**What the task asks**
Work out how many lines in the records below include the string "ylabel", and reply with that number alone.

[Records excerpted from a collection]

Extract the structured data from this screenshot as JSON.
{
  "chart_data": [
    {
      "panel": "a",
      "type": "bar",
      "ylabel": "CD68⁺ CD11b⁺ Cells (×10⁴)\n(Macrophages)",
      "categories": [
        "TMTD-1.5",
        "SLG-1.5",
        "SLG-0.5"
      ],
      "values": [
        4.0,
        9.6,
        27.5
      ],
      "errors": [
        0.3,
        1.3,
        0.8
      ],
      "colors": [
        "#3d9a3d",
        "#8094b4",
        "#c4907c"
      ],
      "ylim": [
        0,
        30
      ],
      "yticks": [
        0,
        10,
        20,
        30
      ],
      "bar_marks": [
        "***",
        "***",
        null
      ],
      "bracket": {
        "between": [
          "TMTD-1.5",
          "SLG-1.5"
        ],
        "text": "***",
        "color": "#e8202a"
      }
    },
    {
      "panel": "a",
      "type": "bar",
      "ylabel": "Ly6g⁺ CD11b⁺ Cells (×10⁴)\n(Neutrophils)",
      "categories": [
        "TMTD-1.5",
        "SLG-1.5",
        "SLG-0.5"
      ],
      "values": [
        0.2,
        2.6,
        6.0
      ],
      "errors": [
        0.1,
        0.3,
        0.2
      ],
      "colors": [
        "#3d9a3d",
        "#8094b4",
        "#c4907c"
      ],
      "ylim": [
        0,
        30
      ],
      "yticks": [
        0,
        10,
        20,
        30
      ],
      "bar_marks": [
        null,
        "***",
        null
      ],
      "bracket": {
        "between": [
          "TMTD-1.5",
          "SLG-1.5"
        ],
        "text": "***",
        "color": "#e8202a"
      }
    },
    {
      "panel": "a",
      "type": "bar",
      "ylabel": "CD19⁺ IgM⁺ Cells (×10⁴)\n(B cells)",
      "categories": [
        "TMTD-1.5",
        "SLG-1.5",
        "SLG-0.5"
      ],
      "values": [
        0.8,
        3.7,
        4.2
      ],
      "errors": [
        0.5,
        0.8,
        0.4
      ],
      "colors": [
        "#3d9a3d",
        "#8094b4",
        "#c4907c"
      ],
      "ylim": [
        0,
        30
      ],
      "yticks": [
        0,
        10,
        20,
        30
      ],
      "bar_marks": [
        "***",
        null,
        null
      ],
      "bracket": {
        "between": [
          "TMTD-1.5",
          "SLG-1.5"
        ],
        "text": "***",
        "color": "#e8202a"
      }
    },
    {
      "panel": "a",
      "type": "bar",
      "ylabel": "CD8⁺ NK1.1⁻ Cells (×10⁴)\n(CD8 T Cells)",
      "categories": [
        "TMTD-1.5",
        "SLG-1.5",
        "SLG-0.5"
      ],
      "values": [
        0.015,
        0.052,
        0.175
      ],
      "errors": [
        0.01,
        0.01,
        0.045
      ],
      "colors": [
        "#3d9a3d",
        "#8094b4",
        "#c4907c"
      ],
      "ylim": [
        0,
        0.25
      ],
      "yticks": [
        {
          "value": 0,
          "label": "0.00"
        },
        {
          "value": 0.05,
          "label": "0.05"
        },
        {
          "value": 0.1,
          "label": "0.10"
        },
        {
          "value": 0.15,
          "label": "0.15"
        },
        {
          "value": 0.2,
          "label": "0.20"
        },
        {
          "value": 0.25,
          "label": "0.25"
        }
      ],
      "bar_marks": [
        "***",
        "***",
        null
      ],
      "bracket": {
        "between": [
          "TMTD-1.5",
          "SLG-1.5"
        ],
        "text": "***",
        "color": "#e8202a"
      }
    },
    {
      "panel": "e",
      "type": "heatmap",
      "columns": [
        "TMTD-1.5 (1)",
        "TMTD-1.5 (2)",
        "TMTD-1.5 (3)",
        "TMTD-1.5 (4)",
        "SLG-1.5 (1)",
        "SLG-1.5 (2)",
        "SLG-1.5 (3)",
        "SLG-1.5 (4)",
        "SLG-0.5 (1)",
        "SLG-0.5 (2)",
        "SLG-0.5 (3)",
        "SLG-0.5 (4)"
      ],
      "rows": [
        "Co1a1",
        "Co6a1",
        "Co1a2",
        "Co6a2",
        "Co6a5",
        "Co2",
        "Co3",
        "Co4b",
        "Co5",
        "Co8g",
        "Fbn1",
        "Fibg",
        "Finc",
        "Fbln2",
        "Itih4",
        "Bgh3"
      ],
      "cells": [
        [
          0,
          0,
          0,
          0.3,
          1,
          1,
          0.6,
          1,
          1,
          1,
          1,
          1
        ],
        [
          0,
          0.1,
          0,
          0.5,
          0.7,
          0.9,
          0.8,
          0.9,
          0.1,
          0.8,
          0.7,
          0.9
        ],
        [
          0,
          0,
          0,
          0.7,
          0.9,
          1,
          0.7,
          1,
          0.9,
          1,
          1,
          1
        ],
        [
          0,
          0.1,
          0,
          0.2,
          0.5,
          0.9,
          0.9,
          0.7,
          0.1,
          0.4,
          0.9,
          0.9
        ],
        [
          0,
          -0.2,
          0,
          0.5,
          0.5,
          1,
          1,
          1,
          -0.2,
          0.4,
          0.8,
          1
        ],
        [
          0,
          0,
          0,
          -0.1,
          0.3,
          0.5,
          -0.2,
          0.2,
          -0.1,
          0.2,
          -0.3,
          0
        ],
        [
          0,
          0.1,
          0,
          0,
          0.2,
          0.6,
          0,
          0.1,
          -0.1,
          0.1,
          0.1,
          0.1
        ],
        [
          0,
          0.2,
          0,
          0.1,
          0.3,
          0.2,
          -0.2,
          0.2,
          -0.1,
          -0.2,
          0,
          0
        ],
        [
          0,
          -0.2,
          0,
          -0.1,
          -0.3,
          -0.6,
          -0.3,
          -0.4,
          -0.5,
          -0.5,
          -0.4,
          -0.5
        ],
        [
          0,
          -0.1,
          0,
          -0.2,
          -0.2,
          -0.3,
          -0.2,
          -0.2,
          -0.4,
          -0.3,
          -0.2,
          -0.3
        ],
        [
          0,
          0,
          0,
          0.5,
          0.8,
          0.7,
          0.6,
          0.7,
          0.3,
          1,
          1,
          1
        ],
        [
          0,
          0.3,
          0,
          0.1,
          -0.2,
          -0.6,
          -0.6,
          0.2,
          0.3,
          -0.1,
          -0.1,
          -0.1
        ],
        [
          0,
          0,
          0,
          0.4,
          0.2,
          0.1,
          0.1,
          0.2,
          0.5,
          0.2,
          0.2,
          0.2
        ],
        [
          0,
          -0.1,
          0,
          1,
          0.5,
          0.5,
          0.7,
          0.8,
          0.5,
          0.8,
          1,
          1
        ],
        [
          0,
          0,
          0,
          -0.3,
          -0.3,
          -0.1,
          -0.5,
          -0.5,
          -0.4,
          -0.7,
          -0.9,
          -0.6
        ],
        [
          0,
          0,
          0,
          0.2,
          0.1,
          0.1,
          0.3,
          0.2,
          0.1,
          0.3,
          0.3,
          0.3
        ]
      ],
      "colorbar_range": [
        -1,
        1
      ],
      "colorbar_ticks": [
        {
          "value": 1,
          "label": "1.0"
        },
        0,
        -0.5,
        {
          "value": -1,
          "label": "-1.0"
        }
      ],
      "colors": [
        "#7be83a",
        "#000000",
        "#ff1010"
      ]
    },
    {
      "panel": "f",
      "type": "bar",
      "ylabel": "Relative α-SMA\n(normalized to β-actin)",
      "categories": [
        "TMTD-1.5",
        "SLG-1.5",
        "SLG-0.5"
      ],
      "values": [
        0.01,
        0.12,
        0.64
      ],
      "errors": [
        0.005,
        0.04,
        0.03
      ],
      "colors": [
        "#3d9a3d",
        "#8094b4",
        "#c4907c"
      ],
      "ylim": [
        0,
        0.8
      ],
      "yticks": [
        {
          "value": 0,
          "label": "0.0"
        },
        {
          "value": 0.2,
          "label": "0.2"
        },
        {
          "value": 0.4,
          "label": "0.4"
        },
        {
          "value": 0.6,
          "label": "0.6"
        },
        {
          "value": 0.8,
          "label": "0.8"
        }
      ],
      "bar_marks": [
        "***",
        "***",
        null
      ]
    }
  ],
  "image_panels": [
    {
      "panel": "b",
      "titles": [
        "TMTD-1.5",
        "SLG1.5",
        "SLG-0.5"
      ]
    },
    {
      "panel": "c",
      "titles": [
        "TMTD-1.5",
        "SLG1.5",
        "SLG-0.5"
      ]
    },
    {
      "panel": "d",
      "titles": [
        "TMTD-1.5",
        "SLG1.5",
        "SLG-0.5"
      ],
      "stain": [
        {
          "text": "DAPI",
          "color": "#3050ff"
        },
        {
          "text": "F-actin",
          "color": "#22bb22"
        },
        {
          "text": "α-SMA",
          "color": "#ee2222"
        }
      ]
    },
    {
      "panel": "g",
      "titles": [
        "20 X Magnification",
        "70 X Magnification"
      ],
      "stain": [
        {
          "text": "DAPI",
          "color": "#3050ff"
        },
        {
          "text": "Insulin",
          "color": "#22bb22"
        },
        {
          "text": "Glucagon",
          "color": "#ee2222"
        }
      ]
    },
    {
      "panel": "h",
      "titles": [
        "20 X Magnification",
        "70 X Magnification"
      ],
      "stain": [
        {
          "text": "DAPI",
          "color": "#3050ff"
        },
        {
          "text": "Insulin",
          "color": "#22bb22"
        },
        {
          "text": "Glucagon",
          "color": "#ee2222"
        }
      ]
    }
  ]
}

**Response box**
5